Materials provided:
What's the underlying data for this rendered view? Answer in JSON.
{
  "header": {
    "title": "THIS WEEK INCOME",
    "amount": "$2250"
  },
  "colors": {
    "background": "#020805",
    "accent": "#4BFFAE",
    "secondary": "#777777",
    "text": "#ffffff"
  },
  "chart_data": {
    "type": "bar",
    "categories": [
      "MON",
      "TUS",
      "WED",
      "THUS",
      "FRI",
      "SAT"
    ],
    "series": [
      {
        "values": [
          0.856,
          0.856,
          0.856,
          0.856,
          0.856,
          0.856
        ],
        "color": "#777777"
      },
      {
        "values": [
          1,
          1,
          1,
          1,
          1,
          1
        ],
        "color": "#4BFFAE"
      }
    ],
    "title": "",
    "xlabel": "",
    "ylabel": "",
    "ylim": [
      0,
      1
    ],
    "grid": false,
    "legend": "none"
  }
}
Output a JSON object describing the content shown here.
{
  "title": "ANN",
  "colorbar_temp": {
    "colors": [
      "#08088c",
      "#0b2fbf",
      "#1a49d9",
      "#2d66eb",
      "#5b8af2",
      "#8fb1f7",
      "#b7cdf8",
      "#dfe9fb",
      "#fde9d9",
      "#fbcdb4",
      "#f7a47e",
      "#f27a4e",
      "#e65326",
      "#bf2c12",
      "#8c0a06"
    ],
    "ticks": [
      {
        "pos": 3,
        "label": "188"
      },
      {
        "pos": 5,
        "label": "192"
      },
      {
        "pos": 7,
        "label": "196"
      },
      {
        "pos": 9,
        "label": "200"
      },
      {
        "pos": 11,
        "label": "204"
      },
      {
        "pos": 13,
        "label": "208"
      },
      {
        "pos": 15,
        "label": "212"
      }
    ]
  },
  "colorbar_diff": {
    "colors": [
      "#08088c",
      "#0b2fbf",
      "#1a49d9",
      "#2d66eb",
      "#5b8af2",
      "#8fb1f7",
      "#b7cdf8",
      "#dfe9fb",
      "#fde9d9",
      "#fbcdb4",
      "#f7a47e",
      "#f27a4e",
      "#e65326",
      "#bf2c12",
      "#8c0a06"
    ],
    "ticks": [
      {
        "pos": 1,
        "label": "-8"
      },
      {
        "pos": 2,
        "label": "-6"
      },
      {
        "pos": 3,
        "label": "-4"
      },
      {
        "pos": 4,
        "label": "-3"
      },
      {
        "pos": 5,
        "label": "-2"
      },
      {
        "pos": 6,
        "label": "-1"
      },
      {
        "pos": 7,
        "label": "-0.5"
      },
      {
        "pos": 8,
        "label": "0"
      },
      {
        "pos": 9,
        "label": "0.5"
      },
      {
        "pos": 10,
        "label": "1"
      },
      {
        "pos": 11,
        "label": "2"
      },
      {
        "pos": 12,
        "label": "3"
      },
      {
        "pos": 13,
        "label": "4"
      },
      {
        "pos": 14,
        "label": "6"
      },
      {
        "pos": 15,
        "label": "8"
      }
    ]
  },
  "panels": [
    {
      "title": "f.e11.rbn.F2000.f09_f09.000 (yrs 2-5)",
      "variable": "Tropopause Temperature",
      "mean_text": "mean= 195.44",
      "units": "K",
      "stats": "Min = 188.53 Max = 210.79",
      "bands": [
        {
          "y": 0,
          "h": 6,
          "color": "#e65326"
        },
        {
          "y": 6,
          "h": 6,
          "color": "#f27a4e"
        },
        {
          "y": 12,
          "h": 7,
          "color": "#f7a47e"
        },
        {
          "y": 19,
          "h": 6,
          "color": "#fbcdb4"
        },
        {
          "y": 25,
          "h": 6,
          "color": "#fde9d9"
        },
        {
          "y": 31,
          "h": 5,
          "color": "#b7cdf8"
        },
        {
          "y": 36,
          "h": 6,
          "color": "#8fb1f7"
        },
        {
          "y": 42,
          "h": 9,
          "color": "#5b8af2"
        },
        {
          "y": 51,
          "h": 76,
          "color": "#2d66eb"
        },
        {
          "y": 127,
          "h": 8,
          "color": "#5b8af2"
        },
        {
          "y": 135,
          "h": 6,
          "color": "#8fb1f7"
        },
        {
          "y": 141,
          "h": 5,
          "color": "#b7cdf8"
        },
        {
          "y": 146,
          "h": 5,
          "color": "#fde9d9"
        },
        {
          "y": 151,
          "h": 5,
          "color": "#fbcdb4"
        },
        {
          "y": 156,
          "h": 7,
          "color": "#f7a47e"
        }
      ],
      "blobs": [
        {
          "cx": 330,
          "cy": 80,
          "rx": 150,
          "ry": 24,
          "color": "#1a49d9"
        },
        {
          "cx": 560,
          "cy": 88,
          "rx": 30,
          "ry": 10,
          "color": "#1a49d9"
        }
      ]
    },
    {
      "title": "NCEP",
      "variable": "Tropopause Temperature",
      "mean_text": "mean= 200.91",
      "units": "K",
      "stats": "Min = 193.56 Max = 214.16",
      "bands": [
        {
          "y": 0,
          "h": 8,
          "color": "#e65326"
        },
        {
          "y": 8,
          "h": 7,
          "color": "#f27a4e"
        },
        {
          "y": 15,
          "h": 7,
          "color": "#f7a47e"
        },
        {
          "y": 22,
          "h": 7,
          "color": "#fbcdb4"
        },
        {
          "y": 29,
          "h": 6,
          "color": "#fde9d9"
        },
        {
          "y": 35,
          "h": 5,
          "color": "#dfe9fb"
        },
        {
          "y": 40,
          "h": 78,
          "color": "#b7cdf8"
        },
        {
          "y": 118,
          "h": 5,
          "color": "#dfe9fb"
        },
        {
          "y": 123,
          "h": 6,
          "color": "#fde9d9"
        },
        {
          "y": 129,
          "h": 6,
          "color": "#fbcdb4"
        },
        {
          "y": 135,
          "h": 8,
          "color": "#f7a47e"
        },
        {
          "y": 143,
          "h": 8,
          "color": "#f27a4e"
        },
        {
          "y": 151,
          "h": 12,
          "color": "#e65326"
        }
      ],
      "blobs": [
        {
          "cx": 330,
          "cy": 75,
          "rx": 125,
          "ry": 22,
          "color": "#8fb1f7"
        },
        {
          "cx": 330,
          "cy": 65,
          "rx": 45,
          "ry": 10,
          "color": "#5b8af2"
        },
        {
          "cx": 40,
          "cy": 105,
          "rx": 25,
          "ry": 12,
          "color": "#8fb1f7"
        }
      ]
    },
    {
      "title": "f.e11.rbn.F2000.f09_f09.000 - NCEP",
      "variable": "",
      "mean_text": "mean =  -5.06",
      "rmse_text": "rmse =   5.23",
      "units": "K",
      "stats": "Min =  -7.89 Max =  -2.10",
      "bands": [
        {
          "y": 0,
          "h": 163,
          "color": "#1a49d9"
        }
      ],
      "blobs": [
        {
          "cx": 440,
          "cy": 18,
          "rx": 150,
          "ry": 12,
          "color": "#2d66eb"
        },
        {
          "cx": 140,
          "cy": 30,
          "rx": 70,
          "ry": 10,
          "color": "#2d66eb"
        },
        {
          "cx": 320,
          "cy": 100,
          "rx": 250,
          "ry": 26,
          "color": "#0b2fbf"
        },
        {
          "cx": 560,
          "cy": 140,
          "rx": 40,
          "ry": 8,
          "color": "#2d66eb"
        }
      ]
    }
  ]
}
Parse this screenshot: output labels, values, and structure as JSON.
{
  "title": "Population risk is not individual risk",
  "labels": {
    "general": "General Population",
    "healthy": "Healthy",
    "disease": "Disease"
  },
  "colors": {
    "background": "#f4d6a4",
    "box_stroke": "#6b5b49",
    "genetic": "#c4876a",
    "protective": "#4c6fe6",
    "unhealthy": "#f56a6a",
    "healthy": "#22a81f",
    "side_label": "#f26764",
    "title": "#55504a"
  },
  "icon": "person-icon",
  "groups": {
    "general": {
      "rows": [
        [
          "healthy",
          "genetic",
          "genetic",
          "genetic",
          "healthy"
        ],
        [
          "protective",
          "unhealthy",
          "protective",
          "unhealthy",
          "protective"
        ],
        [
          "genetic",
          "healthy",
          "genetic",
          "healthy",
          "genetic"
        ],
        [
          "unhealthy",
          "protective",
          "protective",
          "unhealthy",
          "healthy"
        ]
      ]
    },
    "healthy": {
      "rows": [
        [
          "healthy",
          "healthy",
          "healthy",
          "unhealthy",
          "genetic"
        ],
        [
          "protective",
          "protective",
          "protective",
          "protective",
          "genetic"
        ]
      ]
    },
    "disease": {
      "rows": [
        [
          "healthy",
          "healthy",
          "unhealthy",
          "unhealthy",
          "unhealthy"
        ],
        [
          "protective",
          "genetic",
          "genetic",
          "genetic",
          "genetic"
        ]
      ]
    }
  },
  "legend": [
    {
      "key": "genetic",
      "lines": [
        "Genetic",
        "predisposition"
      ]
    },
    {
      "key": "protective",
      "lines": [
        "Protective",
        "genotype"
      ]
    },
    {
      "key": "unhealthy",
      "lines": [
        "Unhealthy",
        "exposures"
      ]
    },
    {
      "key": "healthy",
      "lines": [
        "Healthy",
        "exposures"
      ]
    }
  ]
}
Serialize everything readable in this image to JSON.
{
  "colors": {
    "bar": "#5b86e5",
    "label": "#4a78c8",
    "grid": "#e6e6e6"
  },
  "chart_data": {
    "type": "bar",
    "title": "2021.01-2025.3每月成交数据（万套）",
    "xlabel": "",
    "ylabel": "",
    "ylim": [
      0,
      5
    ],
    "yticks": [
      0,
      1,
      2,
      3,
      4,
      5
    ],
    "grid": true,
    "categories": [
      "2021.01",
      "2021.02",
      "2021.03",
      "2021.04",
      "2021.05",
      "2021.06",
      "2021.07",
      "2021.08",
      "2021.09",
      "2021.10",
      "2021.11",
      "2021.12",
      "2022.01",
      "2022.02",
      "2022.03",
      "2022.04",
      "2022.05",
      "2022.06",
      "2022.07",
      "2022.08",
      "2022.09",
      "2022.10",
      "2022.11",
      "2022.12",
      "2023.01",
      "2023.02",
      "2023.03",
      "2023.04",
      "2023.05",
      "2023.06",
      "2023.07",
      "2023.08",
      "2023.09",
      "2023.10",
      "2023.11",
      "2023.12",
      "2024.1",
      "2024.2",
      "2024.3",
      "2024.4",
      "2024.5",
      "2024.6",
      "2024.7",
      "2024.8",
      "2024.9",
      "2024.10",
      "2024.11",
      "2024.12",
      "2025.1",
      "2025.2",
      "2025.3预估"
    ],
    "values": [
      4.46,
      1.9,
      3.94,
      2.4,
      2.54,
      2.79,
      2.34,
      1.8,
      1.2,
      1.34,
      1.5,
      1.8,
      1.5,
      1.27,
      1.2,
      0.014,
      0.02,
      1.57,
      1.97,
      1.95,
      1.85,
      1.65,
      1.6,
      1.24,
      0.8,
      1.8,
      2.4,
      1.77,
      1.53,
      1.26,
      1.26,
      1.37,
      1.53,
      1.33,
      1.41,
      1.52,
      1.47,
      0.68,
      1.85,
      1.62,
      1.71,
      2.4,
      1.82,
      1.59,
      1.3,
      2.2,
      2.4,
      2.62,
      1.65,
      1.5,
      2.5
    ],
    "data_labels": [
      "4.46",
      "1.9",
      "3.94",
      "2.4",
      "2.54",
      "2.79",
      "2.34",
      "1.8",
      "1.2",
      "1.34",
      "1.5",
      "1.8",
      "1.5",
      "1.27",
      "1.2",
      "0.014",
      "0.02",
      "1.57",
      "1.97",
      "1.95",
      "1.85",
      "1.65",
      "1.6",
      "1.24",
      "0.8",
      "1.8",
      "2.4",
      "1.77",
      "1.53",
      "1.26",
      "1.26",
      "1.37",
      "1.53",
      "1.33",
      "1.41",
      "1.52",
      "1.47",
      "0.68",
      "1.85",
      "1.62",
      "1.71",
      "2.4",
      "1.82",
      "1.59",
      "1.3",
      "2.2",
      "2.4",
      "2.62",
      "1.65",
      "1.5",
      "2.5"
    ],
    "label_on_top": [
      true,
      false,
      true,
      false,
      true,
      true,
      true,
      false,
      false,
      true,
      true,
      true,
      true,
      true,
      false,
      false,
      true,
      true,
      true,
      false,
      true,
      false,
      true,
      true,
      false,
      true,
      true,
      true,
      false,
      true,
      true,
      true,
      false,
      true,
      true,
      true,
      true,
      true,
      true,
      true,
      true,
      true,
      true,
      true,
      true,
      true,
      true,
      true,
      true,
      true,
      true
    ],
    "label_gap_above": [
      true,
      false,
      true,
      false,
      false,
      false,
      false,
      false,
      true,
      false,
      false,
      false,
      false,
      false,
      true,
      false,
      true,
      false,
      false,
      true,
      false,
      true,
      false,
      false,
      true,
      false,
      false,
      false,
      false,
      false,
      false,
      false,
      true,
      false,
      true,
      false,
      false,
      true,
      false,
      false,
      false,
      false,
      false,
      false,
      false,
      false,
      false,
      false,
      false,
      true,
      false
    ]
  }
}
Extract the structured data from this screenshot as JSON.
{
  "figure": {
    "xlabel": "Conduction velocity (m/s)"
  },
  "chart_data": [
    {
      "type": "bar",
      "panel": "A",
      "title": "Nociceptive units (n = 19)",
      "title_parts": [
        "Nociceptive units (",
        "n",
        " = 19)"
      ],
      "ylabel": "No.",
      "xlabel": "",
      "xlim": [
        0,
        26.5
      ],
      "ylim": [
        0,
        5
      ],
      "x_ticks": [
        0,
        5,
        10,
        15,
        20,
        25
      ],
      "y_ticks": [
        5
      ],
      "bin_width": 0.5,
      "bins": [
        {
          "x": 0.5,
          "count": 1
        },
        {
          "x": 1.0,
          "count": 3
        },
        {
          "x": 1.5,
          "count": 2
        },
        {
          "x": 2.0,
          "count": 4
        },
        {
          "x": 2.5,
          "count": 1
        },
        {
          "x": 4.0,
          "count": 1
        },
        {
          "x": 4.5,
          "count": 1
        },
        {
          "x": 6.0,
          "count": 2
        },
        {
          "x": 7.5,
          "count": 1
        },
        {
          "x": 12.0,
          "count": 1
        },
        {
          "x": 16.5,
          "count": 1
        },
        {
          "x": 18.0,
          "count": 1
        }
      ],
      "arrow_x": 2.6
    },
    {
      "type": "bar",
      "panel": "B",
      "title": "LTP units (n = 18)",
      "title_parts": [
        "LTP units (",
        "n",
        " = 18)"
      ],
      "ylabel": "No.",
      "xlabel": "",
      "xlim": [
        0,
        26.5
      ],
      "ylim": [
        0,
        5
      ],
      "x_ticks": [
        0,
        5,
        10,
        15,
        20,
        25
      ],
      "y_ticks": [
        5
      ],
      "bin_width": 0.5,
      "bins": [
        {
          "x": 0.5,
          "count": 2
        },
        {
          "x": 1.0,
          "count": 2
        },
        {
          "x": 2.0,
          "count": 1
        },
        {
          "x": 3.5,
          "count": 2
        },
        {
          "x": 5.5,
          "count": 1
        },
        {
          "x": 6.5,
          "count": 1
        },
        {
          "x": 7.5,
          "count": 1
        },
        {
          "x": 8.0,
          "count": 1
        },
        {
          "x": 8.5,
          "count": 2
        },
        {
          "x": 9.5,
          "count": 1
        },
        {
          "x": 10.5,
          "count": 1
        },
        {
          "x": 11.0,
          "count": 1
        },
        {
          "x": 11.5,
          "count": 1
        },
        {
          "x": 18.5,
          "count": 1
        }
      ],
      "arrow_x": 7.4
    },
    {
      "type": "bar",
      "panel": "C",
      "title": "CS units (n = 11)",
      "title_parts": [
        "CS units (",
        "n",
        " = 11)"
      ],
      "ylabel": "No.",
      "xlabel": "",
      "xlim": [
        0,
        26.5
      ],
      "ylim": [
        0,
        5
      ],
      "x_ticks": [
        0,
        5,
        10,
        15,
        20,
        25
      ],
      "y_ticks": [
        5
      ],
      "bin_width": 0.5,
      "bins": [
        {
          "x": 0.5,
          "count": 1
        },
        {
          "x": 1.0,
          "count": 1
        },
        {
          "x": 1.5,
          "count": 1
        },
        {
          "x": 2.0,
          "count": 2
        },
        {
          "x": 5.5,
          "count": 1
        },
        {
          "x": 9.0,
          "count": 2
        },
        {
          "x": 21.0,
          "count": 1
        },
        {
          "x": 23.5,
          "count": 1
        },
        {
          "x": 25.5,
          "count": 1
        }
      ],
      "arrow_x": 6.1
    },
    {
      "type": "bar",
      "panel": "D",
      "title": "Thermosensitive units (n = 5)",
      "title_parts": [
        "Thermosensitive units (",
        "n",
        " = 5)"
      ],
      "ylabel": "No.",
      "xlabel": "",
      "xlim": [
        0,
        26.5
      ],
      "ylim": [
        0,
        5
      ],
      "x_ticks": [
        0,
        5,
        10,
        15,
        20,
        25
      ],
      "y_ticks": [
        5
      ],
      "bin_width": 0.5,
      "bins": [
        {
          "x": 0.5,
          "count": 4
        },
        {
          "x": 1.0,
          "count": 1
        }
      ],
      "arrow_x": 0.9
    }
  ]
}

Task to complete: Only the number is required: the count of lines containing the word "mean".

Solution to the problem: 3